(Dataset records)
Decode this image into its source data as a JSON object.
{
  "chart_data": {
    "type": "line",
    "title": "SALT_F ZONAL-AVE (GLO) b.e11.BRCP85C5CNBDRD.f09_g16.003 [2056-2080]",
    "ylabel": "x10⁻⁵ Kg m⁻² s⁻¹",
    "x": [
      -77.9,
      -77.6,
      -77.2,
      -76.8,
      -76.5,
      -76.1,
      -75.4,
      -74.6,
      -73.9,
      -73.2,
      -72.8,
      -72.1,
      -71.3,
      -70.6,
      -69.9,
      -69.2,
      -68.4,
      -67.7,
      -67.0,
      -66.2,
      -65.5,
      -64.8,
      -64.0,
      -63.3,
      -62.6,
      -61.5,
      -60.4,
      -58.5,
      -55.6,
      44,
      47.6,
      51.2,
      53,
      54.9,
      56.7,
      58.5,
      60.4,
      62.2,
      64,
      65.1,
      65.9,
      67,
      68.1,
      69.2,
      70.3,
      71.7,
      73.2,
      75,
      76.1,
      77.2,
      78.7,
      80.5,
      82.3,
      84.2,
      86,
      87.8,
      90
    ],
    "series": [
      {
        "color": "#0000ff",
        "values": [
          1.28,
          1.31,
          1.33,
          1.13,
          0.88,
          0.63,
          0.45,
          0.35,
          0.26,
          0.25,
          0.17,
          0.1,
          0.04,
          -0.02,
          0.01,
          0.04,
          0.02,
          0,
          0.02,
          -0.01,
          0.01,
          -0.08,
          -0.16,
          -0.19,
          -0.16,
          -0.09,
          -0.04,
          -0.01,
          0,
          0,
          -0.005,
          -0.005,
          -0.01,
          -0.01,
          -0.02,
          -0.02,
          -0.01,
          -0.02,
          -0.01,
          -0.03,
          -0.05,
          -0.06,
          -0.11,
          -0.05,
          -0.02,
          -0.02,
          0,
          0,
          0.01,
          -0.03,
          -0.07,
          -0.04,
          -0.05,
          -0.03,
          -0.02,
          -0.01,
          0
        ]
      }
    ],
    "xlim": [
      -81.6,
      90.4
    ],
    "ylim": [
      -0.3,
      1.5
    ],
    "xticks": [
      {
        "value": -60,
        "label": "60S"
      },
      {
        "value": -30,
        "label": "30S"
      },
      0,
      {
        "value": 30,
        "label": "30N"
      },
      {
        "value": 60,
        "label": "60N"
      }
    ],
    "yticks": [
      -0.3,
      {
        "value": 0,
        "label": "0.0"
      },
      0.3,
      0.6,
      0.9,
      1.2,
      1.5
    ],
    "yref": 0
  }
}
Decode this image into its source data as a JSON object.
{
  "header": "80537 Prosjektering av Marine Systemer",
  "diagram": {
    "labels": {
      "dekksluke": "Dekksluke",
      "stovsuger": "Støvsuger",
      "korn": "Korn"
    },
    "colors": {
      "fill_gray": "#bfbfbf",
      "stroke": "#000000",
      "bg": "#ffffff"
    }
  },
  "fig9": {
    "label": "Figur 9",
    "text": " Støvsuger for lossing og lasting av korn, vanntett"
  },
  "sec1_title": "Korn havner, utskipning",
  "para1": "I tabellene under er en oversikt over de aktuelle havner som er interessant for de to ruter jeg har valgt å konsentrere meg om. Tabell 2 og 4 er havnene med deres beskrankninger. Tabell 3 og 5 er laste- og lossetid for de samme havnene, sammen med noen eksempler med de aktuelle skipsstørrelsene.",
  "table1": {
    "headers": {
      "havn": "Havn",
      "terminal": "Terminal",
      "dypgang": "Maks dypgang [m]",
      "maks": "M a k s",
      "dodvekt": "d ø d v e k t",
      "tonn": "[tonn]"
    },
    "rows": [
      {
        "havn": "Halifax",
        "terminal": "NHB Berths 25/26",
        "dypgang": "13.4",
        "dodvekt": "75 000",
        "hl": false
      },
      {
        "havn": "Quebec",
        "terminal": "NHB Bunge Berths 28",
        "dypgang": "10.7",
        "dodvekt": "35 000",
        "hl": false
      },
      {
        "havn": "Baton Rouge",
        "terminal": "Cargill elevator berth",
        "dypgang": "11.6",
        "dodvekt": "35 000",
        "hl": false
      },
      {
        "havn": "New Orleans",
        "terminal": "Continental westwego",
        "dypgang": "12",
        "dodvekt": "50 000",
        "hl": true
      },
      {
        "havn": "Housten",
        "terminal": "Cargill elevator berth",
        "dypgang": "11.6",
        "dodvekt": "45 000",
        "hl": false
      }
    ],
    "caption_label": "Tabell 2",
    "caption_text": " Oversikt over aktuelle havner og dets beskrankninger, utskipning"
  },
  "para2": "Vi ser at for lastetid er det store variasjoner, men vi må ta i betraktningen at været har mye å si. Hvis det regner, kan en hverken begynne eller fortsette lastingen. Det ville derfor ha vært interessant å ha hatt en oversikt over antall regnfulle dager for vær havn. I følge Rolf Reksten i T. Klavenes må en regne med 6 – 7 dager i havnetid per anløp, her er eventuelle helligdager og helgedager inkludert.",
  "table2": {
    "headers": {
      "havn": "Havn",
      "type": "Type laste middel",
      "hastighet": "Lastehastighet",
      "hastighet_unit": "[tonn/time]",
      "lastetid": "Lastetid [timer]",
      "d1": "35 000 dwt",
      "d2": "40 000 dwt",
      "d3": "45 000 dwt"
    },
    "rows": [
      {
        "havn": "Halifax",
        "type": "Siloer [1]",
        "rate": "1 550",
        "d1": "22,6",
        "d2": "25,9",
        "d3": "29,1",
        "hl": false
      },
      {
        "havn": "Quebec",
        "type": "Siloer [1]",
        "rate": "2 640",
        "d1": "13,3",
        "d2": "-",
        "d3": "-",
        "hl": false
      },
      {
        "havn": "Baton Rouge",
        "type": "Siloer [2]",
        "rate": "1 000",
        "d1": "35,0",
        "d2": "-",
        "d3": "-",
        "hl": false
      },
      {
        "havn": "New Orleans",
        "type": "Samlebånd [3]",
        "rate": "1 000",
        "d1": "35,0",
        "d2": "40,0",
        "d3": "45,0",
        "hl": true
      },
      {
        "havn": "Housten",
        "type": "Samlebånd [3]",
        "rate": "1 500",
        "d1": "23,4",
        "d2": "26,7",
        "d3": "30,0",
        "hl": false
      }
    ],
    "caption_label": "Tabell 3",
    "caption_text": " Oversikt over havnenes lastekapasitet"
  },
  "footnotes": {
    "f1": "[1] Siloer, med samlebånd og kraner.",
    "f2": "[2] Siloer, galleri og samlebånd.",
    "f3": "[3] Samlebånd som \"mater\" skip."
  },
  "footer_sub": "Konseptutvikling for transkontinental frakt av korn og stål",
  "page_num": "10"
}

### Work required
From the entries above, copy each line holding "beskrankninger".

### Exercise result
  "para1": "I tabellene under er en oversikt over de aktuelle havner som er interessant for de to ruter jeg har valgt å konsentrere meg om. Tabell 2 og 4 er havnene med deres beskrankninger. Tabell 3 og 5 er laste- og lossetid for de samme havnene, sammen med noen eksempler med de aktuelle skipsstørrelsene.",
    "caption_text": " Oversikt over aktuelle havner og dets beskrankninger, utskipning"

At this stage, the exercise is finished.